(GIVEN DATA):
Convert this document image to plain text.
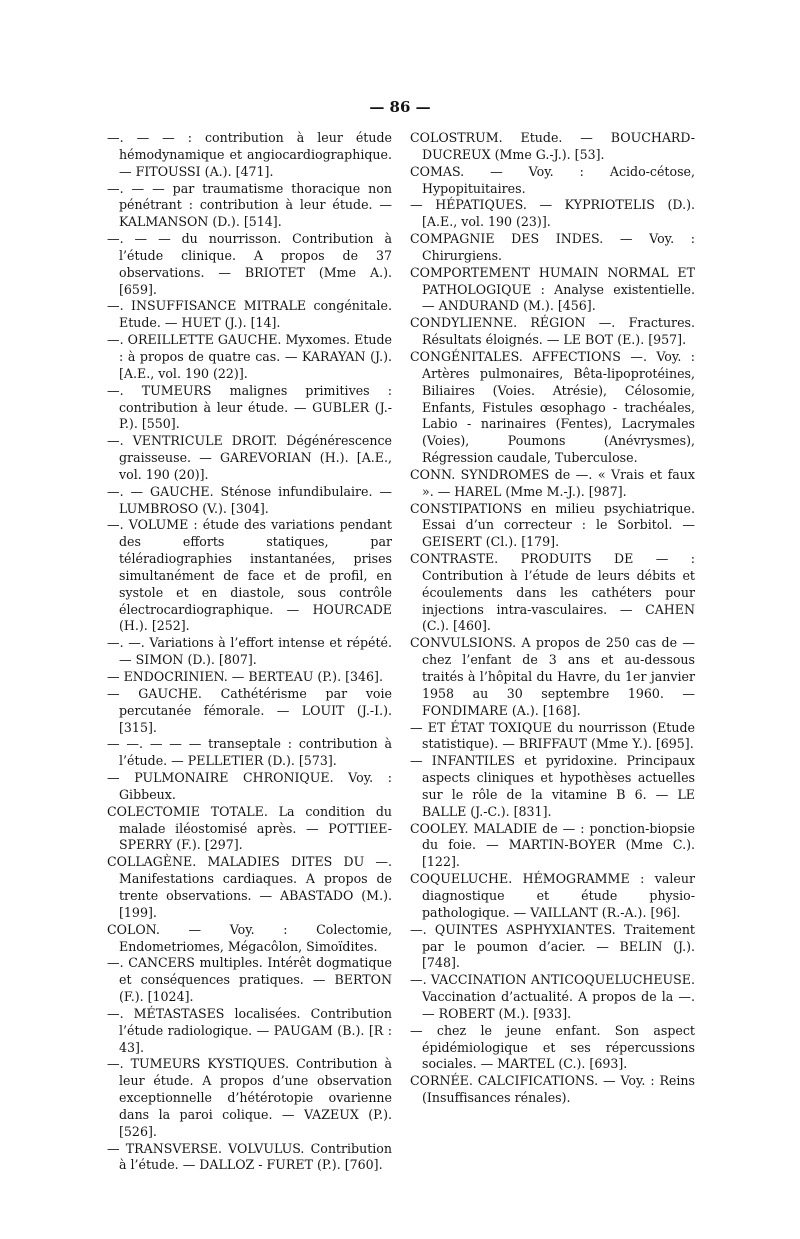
— 86 —

—. — — : contribution à leur étude hémodynamique et angiocardiographique. — FITOUSSI (A.). [471].

—. — — par traumatisme thoracique non pénétrant : contribution à leur étude. — KALMANSON (D.). [514].

—. — — du nourrisson. Contribution à l’étude clinique. A propos de 37 observations. — BRIOTET (Mme A.). [659].

—. INSUFFISANCE MITRALE congénitale. Etude. — HUET (J.). [14].

—. OREILLETTE GAUCHE. Myxomes. Etude : à propos de quatre cas. — KARAYAN (J.). [A.E., vol. 190 (22)].

—. TUMEURS malignes primitives : contribution à leur étude. — GUBLER (J.-P.). [550].

—. VENTRICULE DROIT. Dégénérescence graisseuse. — GAREVORIAN (H.). [A.E., vol. 190 (20)].

—. — GAUCHE. Sténose infundibulaire. — LUMBROSO (V.). [304].

—. VOLUME : étude des variations pendant des efforts statiques, par téléradiographies instantanées, prises simultanément de face et de profil, en systole et en diastole, sous contrôle électrocardiographique. — HOURCADE (H.). [252].

—. —. Variations à l’effort intense et répété. — SIMON (D.). [807].

— ENDOCRINIEN. — BERTEAU (P.). [346].

— GAUCHE. Cathétérisme par voie percutanée fémorale. — LOUIT (J.-I.). [315].

— —. — — — transeptale : contribution à l’étude. — PELLETIER (D.). [573].

— PULMONAIRE CHRONIQUE. Voy. : Gibbeux.

COLECTOMIE TOTALE. La condition du malade iléostomisé après. — POTTIEE-SPERRY (F.). [297].

COLLAGÈNE. MALADIES DITES DU —. Manifestations cardiaques. A propos de trente observations. — ABASTADO (M.). [199].

COLON. — Voy. : Colectomie, Endometriomes, Mégacôlon, Simoïdites.

—. CANCERS multiples. Intérêt dogmatique et conséquences pratiques. — BERTON (F.). [1024].

—. MÉTASTASES localisées. Contribution l’étude radiologique. — PAUGAM (B.). [R : 43].

—. TUMEURS KYSTIQUES. Contribution à leur étude. A propos d’une observation exceptionnelle d’hétérotopie ovarienne dans la paroi colique. — VAZEUX (P.). [526].

— TRANSVERSE. VOLVULUS. Contribution à l’étude. — DALLOZ - FURET (P.). [760].

COLOSTRUM. Etude. — BOUCHARD-DUCREUX (Mme G.-J.). [53].

COMAS. — Voy. : Acido-cétose, Hypopituitaires.

— HÉPATIQUES. — KYPRIOTELIS (D.). [A.E., vol. 190 (23)].

COMPAGNIE DES INDES. — Voy. : Chirurgiens.

COMPORTEMENT HUMAIN NORMAL ET PATHOLOGIQUE : Analyse existentielle. — ANDURAND (M.). [456].

CONDYLIENNE. RÉGION —. Fractures. Résultats éloignés. — LE BOT (E.). [957].

CONGÉNITALES. AFFECTIONS —. Voy. : Artères pulmonaires, Bêta-lipoprotéines, Biliaires (Voies. Atrésie), Célosomie, Enfants, Fistules œsophago - trachéales, Labio - narinaires (Fentes), Lacrymales (Voies), Poumons (Anévrysmes), Régression caudale, Tuberculose.

CONN. SYNDROMES de —. « Vrais et faux ». — HAREL (Mme M.-J.). [987].

CONSTIPATIONS en milieu psychiatrique. Essai d’un correcteur : le Sorbitol. — GEISERT (Cl.). [179].

CONTRASTE. PRODUITS DE — : Contribution à l’étude de leurs débits et écoulements dans les cathéters pour injections intra-vasculaires. — CAHEN (C.). [460].

CONVULSIONS. A propos de 250 cas de — chez l’enfant de 3 ans et au-dessous traités à l’hôpital du Havre, du 1er janvier 1958 au 30 septembre 1960. — FONDIMARE (A.). [168].

— ET ÉTAT TOXIQUE du nourrisson (Etude statistique). — BRIFFAUT (Mme Y.). [695].

— INFANTILES et pyridoxine. Principaux aspects cliniques et hypothèses actuelles sur le rôle de la vitamine B 6. — LE BALLE (J.-C.). [831].

COOLEY. MALADIE de — : ponction-biopsie du foie. — MARTIN-BOYER (Mme C.). [122].

COQUELUCHE. HÉMOGRAMME : valeur diagnostique et étude physio-pathologique. — VAILLANT (R.-A.). [96].

—. QUINTES ASPHYXIANTES. Traitement par le poumon d’acier. — BELIN (J.). [748].

—. VACCINATION ANTICOQUELUCHEUSE. Vaccination d’actualité. A propos de la —. — ROBERT (M.). [933].

— chez le jeune enfant. Son aspect épidémiologique et ses répercussions sociales. — MARTEL (C.). [693].

CORNÉE. CALCIFICATIONS. — Voy. : Reins (Insuffisances rénales).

(DIRECTIVE): Transcribe every record above exactly, leaving out the pictures.

(ANSWER):
Convert this document image to plain text.
— 86 —

—. — — : contribution à leur étude hémodynamique et angiocardiographique. — FITOUSSI (A.). [471].

—. — — par traumatisme thoracique non pénétrant : contribution à leur étude. — KALMANSON (D.). [514].

—. — — du nourrisson. Contribution à l’étude clinique. A propos de 37 observations. — BRIOTET (Mme A.). [659].

—. INSUFFISANCE MITRALE congénitale. Etude. — HUET (J.). [14].

—. OREILLETTE GAUCHE. Myxomes. Etude : à propos de quatre cas. — KARAYAN (J.). [A.E., vol. 190 (22)].

—. TUMEURS malignes primitives : contribution à leur étude. — GUBLER (J.-P.). [550].

—. VENTRICULE DROIT. Dégénérescence graisseuse. — GAREVORIAN (H.). [A.E., vol. 190 (20)].

—. — GAUCHE. Sténose infundibulaire. — LUMBROSO (V.). [304].

—. VOLUME : étude des variations pendant des efforts statiques, par téléradiographies instantanées, prises simultanément de face et de profil, en systole et en diastole, sous contrôle électrocardiographique. — HOURCADE (H.). [252].

—. —. Variations à l’effort intense et répété. — SIMON (D.). [807].

— ENDOCRINIEN. — BERTEAU (P.). [346].

— GAUCHE. Cathétérisme par voie percutanée fémorale. — LOUIT (J.-I.). [315].

— —. — — — transeptale : contribution à l’étude. — PELLETIER (D.). [573].

— PULMONAIRE CHRONIQUE. Voy. : Gibbeux.

COLECTOMIE TOTALE. La condition du malade iléostomisé après. — POTTIEE-SPERRY (F.). [297].

COLLAGÈNE. MALADIES DITES DU —. Manifestations cardiaques. A propos de trente observations. — ABASTADO (M.). [199].

COLON. — Voy. : Colectomie, Endometriomes, Mégacôlon, Simoïdites.

—. CANCERS multiples. Intérêt dogmatique et conséquences pratiques. — BERTON (F.). [1024].

—. MÉTASTASES localisées. Contribution l’étude radiologique. — PAUGAM (B.). [R : 43].

—. TUMEURS KYSTIQUES. Contribution à leur étude. A propos d’une observation exceptionnelle d’hétérotopie ovarienne dans la paroi colique. — VAZEUX (P.). [526].

— TRANSVERSE. VOLVULUS. Contribution à l’étude. — DALLOZ - FURET (P.). [760].

COLOSTRUM. Etude. — BOUCHARD-DUCREUX (Mme G.-J.). [53].

COMAS. — Voy. : Acido-cétose, Hypopituitaires.

— HÉPATIQUES. — KYPRIOTELIS (D.). [A.E., vol. 190 (23)].

COMPAGNIE DES INDES. — Voy. : Chirurgiens.

COMPORTEMENT HUMAIN NORMAL ET PATHOLOGIQUE : Analyse existentielle. — ANDURAND (M.). [456].

CONDYLIENNE. RÉGION —. Fractures. Résultats éloignés. — LE BOT (E.). [957].

CONGÉNITALES. AFFECTIONS —. Voy. : Artères pulmonaires, Bêta-lipoprotéines, Biliaires (Voies. Atrésie), Célosomie, Enfants, Fistules œsophago - trachéales, Labio - narinaires (Fentes), Lacrymales (Voies), Poumons (Anévrysmes), Régression caudale, Tuberculose.

CONN. SYNDROMES de —. « Vrais et faux ». — HAREL (Mme M.-J.). [987].

CONSTIPATIONS en milieu psychiatrique. Essai d’un correcteur : le Sorbitol. — GEISERT (Cl.). [179].

CONTRASTE. PRODUITS DE — : Contribution à l’étude de leurs débits et écoulements dans les cathéters pour injections intra-vasculaires. — CAHEN (C.). [460].

CONVULSIONS. A propos de 250 cas de — chez l’enfant de 3 ans et au-dessous traités à l’hôpital du Havre, du 1er janvier 1958 au 30 septembre 1960. — FONDIMARE (A.). [168].

— ET ÉTAT TOXIQUE du nourrisson (Etude statistique). — BRIFFAUT (Mme Y.). [695].

— INFANTILES et pyridoxine. Principaux aspects cliniques et hypothèses actuelles sur le rôle de la vitamine B 6. — LE BALLE (J.-C.). [831].

COOLEY. MALADIE de — : ponction-biopsie du foie. — MARTIN-BOYER (Mme C.). [122].

COQUELUCHE. HÉMOGRAMME : valeur diagnostique et étude physio-pathologique. — VAILLANT (R.-A.). [96].

—. QUINTES ASPHYXIANTES. Traitement par le poumon d’acier. — BELIN (J.). [748].

—. VACCINATION ANTICOQUELUCHEUSE. Vaccination d’actualité. A propos de la —. — ROBERT (M.). [933].

— chez le jeune enfant. Son aspect épidémiologique et ses répercussions sociales. — MARTEL (C.). [693].

CORNÉE. CALCIFICATIONS. — Voy. : Reins (Insuffisances rénales).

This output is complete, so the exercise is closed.